### DATASET EXCERPTS
# # # # #
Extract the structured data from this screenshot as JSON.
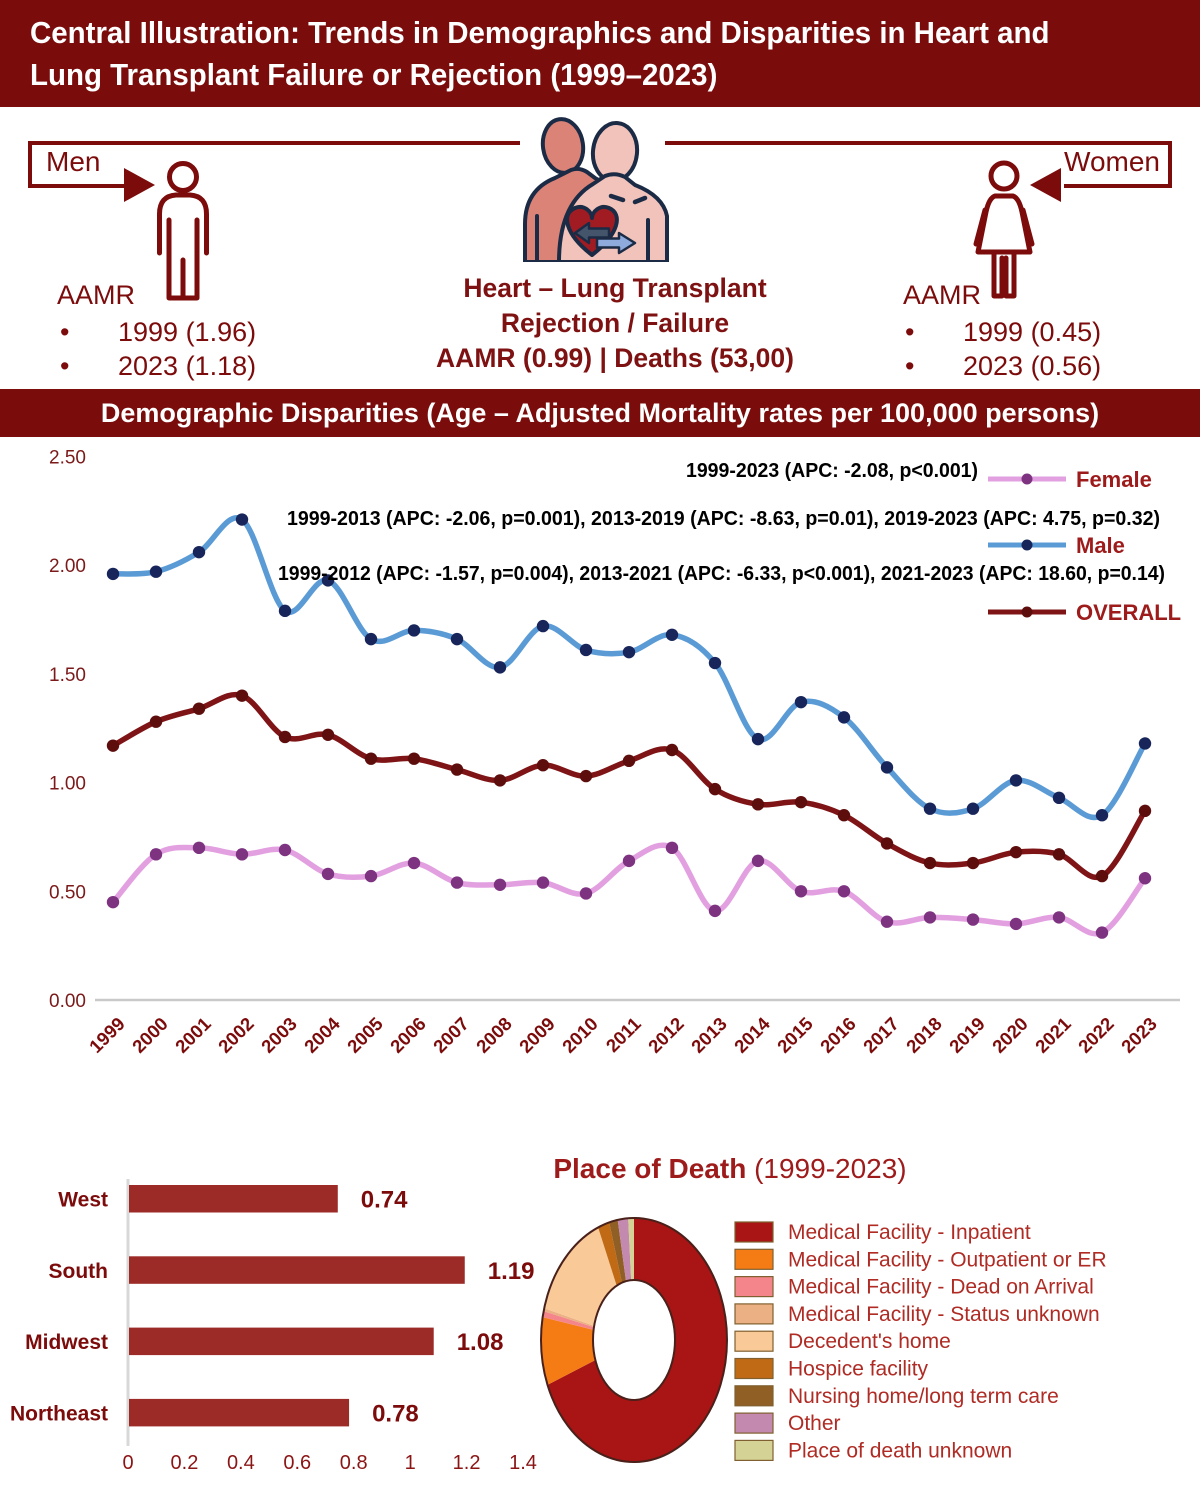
{
  "title": {
    "line1": "Central Illustration: Trends in Demographics and Disparities in Heart and",
    "line2": "Lung Transplant Failure or Rejection (1999–2023)"
  },
  "mid": {
    "men_label": "Men",
    "women_label": "Women",
    "men_aamr": {
      "heading": "AAMR",
      "items": [
        "1999 (1.96)",
        "2023 (1.18)"
      ]
    },
    "women_aamr": {
      "heading": "AAMR",
      "items": [
        "1999 (0.45)",
        "2023 (0.56)"
      ]
    },
    "center": {
      "line1": "Heart – Lung Transplant",
      "line2": "Rejection / Failure",
      "line3": "AAMR (0.99) | Deaths (53,00)"
    },
    "icons": {
      "left": "male-figure-icon",
      "right": "female-figure-icon",
      "center": "heart-lung-transplant-icon"
    }
  },
  "band2": "Demographic Disparities (Age – Adjusted Mortality rates per 100,000 persons)",
  "colors": {
    "banner": "#7B0C0C",
    "dark_red_text": "#7C0B0B",
    "male_line": "#5B9BD5",
    "male_marker": "#17255A",
    "overall_line": "#7E1416",
    "overall_marker": "#5E0D0D",
    "female_line": "#E2A0E0",
    "female_marker": "#7D3380",
    "bar_fill": "#9C2A26",
    "annotation_text": "#000000",
    "legend_label": "#9E1B1B"
  },
  "chart_data": [
    {
      "type": "line",
      "title": "Demographic Disparities (Age-Adjusted Mortality rates per 100,000 persons)",
      "x": [
        1999,
        2000,
        2001,
        2002,
        2003,
        2004,
        2005,
        2006,
        2007,
        2008,
        2009,
        2010,
        2011,
        2012,
        2013,
        2014,
        2015,
        2016,
        2017,
        2018,
        2019,
        2020,
        2021,
        2022,
        2023
      ],
      "ylim": [
        0,
        2.5
      ],
      "yticks": [
        "0.00",
        "0.50",
        "1.00",
        "1.50",
        "2.00",
        "2.50"
      ],
      "series": [
        {
          "name": "Female",
          "color": "#E2A0E0",
          "marker": "#7D3380",
          "values": [
            0.45,
            0.67,
            0.7,
            0.67,
            0.69,
            0.58,
            0.57,
            0.63,
            0.54,
            0.53,
            0.54,
            0.49,
            0.64,
            0.7,
            0.41,
            0.64,
            0.5,
            0.5,
            0.36,
            0.38,
            0.37,
            0.35,
            0.38,
            0.31,
            0.56
          ],
          "annotation": "1999-2023 (APC: -2.08, p<0.001)"
        },
        {
          "name": "Male",
          "color": "#5B9BD5",
          "marker": "#17255A",
          "values": [
            1.96,
            1.97,
            2.06,
            2.21,
            1.79,
            1.93,
            1.66,
            1.7,
            1.66,
            1.53,
            1.72,
            1.61,
            1.6,
            1.68,
            1.55,
            1.2,
            1.37,
            1.3,
            1.07,
            0.88,
            0.88,
            1.01,
            0.93,
            0.85,
            1.18
          ],
          "annotation": "1999-2013 (APC: -2.06, p=0.001), 2013-2019 (APC: -8.63, p=0.01), 2019-2023 (APC: 4.75, p=0.32)"
        },
        {
          "name": "OVERALL",
          "color": "#7E1416",
          "marker": "#5E0D0D",
          "values": [
            1.17,
            1.28,
            1.34,
            1.4,
            1.21,
            1.22,
            1.11,
            1.11,
            1.06,
            1.01,
            1.08,
            1.03,
            1.1,
            1.15,
            0.97,
            0.9,
            0.91,
            0.85,
            0.72,
            0.63,
            0.63,
            0.68,
            0.67,
            0.57,
            0.87
          ],
          "annotation": "1999-2012 (APC: -1.57, p=0.004), 2013-2021 (APC: -6.33, p<0.001), 2021-2023 (APC: 18.60, p=0.14)"
        }
      ]
    },
    {
      "type": "bar",
      "orientation": "horizontal",
      "categories": [
        "West",
        "South",
        "Midwest",
        "Northeast"
      ],
      "values": [
        0.74,
        1.19,
        1.08,
        0.78
      ],
      "xticks": [
        "0",
        "0.2",
        "0.4",
        "0.6",
        "0.8",
        "1",
        "1.2",
        "1.4"
      ],
      "xlim": [
        0,
        1.4
      ]
    },
    {
      "type": "pie",
      "title_bold": "Place of Death",
      "title_rest": " (1999-2023)",
      "slices": [
        {
          "label": "Medical Facility - Inpatient",
          "color": "#A91414",
          "value": 69.0
        },
        {
          "label": "Medical Facility - Outpatient or ER",
          "color": "#F57C14",
          "value": 9.0
        },
        {
          "label": "Medical Facility - Dead on Arrival",
          "color": "#F4868B",
          "value": 0.8
        },
        {
          "label": "Medical Facility - Status unknown",
          "color": "#EBB083",
          "value": 0.4
        },
        {
          "label": "Decedent's home",
          "color": "#FAC998",
          "value": 14.5
        },
        {
          "label": "Hospice facility",
          "color": "#C06A15",
          "value": 2.0
        },
        {
          "label": "Nursing home/long term care",
          "color": "#8F5F25",
          "value": 1.5
        },
        {
          "label": "Other",
          "color": "#C489AE",
          "value": 1.8
        },
        {
          "label": "Place of death unknown",
          "color": "#D4D295",
          "value": 1.0
        }
      ]
    }
  ]
}
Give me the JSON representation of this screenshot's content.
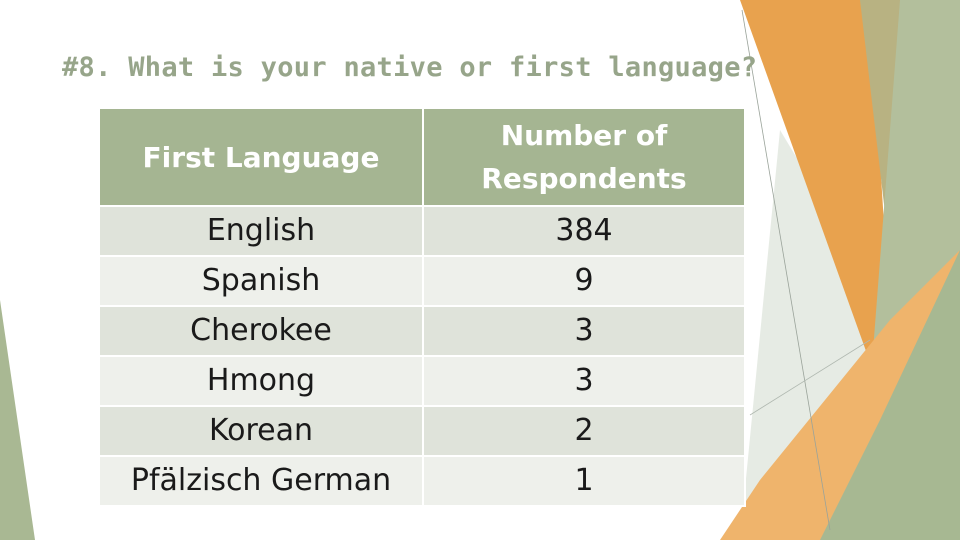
{
  "title": "#8. What is your native or first language?",
  "table": {
    "headers": [
      "First Language",
      "Number of Respondents"
    ],
    "rows": [
      {
        "language": "English",
        "count": "384"
      },
      {
        "language": "Spanish",
        "count": "9"
      },
      {
        "language": "Cherokee",
        "count": "3"
      },
      {
        "language": "Hmong",
        "count": "3"
      },
      {
        "language": "Korean",
        "count": "2"
      },
      {
        "language": "Pfälzisch German",
        "count": "1"
      }
    ]
  },
  "colors": {
    "header": "#a5b592",
    "title": "#97a58a",
    "accent_orange": "#e8a24e",
    "accent_green": "#a9b893"
  }
}
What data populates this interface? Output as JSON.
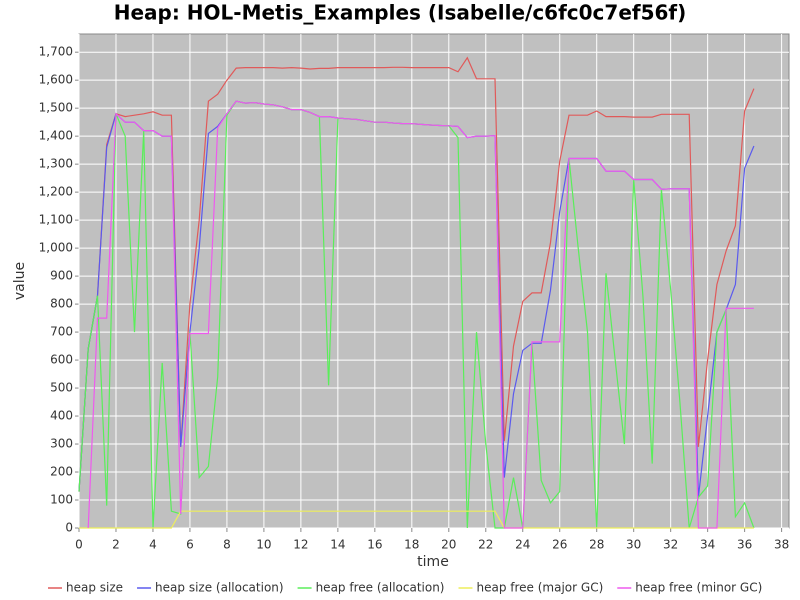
{
  "chart_data": {
    "type": "line",
    "title": "Heap: HOL-Metis_Examples (Isabelle/c6fc0c7ef56f)",
    "x_label": "time",
    "y_label": "value",
    "x": [
      0,
      0.5,
      1,
      1.5,
      2,
      2.5,
      3,
      3.5,
      4,
      4.5,
      5,
      5.5,
      6,
      6.5,
      7,
      7.5,
      8,
      8.5,
      9,
      9.5,
      10,
      10.5,
      11,
      11.5,
      12,
      12.5,
      13,
      13.5,
      14,
      14.5,
      15,
      15.5,
      16,
      16.5,
      17,
      17.5,
      18,
      18.5,
      19,
      19.5,
      20,
      20.5,
      21,
      21.5,
      22,
      22.5,
      23,
      23.5,
      24,
      24.5,
      25,
      25.5,
      26,
      26.5,
      27,
      27.5,
      28,
      28.5,
      29,
      29.5,
      30,
      30.5,
      31,
      31.5,
      32,
      32.5,
      33,
      33.5,
      34,
      34.5,
      35,
      35.5,
      36,
      36.5
    ],
    "series": [
      {
        "name": "heap size",
        "color": "#e05a5a",
        "values": [
          130,
          640,
          830,
          1370,
          1480,
          1470,
          1475,
          1480,
          1487,
          1475,
          1475,
          290,
          800,
          1100,
          1525,
          1550,
          1600,
          1643,
          1645,
          1645,
          1645,
          1645,
          1643,
          1645,
          1643,
          1640,
          1642,
          1642,
          1645,
          1645,
          1645,
          1645,
          1645,
          1645,
          1646,
          1646,
          1645,
          1645,
          1645,
          1645,
          1645,
          1630,
          1680,
          1605,
          1605,
          1605,
          310,
          650,
          810,
          840,
          840,
          1020,
          1310,
          1475,
          1475,
          1475,
          1490,
          1470,
          1470,
          1470,
          1468,
          1468,
          1468,
          1478,
          1478,
          1478,
          1478,
          290,
          600,
          870,
          990,
          1080,
          1490,
          1570
        ]
      },
      {
        "name": "heap size (allocation)",
        "color": "#5a5aee",
        "values": [
          130,
          640,
          830,
          1360,
          1480,
          1450,
          1450,
          1420,
          1420,
          1400,
          1400,
          290,
          700,
          1000,
          1410,
          1435,
          1480,
          1525,
          1518,
          1520,
          1515,
          1512,
          1505,
          1495,
          1495,
          1485,
          1470,
          1470,
          1465,
          1462,
          1460,
          1455,
          1450,
          1450,
          1447,
          1445,
          1445,
          1442,
          1440,
          1438,
          1437,
          1435,
          1395,
          1400,
          1400,
          1402,
          180,
          480,
          635,
          660,
          660,
          850,
          1130,
          1320,
          1320,
          1320,
          1320,
          1275,
          1275,
          1275,
          1245,
          1245,
          1245,
          1210,
          1212,
          1212,
          1212,
          110,
          400,
          700,
          780,
          870,
          1285,
          1365
        ]
      },
      {
        "name": "heap free (allocation)",
        "color": "#5aee5a",
        "values": [
          130,
          640,
          830,
          80,
          1480,
          1400,
          700,
          1420,
          0,
          590,
          60,
          50,
          700,
          180,
          220,
          540,
          1475,
          1525,
          1518,
          1520,
          1515,
          1512,
          1505,
          1495,
          1495,
          1485,
          1470,
          510,
          1465,
          1462,
          1460,
          1455,
          1450,
          1450,
          1447,
          1445,
          1445,
          1442,
          1440,
          1438,
          1437,
          1395,
          0,
          700,
          300,
          0,
          0,
          180,
          0,
          660,
          170,
          90,
          130,
          1320,
          1000,
          700,
          0,
          910,
          600,
          300,
          1245,
          830,
          230,
          1210,
          850,
          450,
          0,
          110,
          150,
          700,
          780,
          40,
          90,
          0
        ]
      },
      {
        "name": "heap free (major GC)",
        "color": "#eeee5a",
        "values": [
          0,
          0,
          0,
          0,
          0,
          0,
          0,
          0,
          0,
          0,
          0,
          60,
          60,
          60,
          60,
          60,
          60,
          60,
          60,
          60,
          60,
          60,
          60,
          60,
          60,
          60,
          60,
          60,
          60,
          60,
          60,
          60,
          60,
          60,
          60,
          60,
          60,
          60,
          60,
          60,
          60,
          60,
          60,
          60,
          60,
          60,
          0,
          0,
          0,
          0,
          0,
          0,
          0,
          0,
          0,
          0,
          0,
          0,
          0,
          0,
          0,
          0,
          0,
          0,
          0,
          0,
          0,
          0,
          0,
          0,
          0,
          0,
          0,
          0
        ]
      },
      {
        "name": "heap free (minor GC)",
        "color": "#ee5aee",
        "values": [
          null,
          0,
          750,
          750,
          1480,
          1450,
          1450,
          1420,
          1420,
          1400,
          1400,
          50,
          695,
          695,
          695,
          1430,
          1480,
          1525,
          1518,
          1520,
          1515,
          1512,
          1505,
          1495,
          1495,
          1485,
          1470,
          1470,
          1465,
          1462,
          1460,
          1455,
          1450,
          1450,
          1447,
          1445,
          1445,
          1442,
          1440,
          1438,
          1437,
          1435,
          1395,
          1400,
          1400,
          1402,
          0,
          0,
          0,
          665,
          665,
          665,
          665,
          1320,
          1320,
          1320,
          1320,
          1275,
          1275,
          1275,
          1245,
          1245,
          1245,
          1210,
          1212,
          1212,
          1212,
          0,
          0,
          0,
          785,
          785,
          785,
          785
        ]
      }
    ],
    "xlim": [
      0,
      38.4
    ],
    "ylim": [
      0,
      1765
    ],
    "xticks": [
      0,
      2,
      4,
      6,
      8,
      10,
      12,
      14,
      16,
      18,
      20,
      22,
      24,
      26,
      28,
      30,
      32,
      34,
      36,
      38
    ],
    "yticks": [
      0,
      100,
      200,
      300,
      400,
      500,
      600,
      700,
      800,
      900,
      {
        "value": 1000,
        "label": "1,000"
      },
      {
        "value": 1100,
        "label": "1,100"
      },
      {
        "value": 1200,
        "label": "1,200"
      },
      {
        "value": 1300,
        "label": "1,300"
      },
      {
        "value": 1400,
        "label": "1,400"
      },
      {
        "value": 1500,
        "label": "1,500"
      },
      {
        "value": 1600,
        "label": "1,600"
      },
      {
        "value": 1700,
        "label": "1,700"
      }
    ],
    "grid": true,
    "legend": "bottom"
  }
}
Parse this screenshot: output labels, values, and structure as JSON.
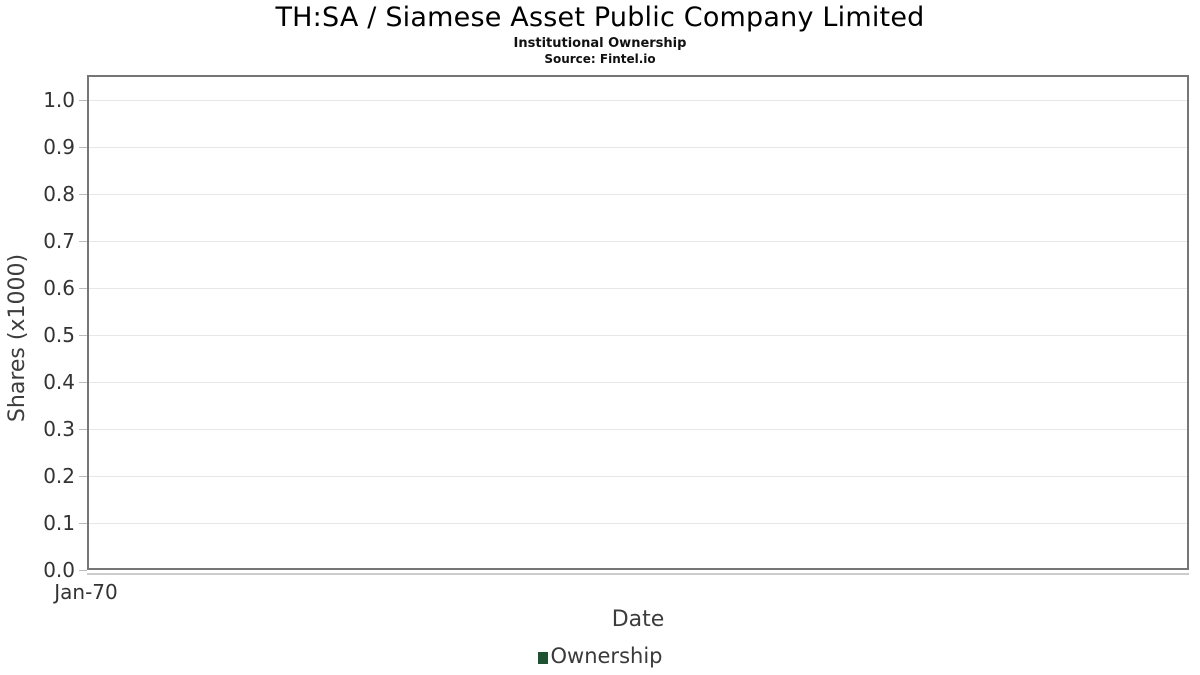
# # # # #
### OBJECTIVE
Looking at the data above, show all lines where the word "Disparities" occurs.

### TASK ANSWER
    "line1": "Central Illustration: Trends in Demographics and Disparities in Heart and",
  "band2": "Demographic Disparities (Age – Adjusted Mortality rates per 100,000 persons)",
      "title": "Demographic Disparities (Age-Adjusted Mortality rates per 100,000 persons)",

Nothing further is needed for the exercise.